Source data
* * *
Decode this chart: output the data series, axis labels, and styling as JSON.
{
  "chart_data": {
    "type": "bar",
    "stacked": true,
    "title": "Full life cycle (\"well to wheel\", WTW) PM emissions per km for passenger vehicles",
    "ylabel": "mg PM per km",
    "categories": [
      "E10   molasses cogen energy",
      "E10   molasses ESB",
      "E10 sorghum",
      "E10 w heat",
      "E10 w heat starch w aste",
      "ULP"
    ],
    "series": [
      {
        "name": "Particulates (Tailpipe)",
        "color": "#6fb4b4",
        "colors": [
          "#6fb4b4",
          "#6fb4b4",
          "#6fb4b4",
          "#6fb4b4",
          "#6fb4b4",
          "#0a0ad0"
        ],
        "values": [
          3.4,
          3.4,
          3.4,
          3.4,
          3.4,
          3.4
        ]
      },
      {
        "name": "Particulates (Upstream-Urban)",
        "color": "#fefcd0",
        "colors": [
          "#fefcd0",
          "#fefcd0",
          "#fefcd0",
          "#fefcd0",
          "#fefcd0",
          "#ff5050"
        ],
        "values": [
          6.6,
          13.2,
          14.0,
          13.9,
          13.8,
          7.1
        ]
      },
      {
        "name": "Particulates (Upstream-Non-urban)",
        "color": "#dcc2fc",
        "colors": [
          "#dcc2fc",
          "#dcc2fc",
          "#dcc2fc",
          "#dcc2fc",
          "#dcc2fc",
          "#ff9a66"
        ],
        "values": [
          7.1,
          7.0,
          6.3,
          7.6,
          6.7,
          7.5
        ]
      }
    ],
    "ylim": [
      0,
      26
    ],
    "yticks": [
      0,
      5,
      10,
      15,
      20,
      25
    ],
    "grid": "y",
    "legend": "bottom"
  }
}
* * *
PROBLEM STATEMENT
The word "name" may appear on some lines. Report how many lines hold it, giving the number alone.

EXERCISE RESPONSE
3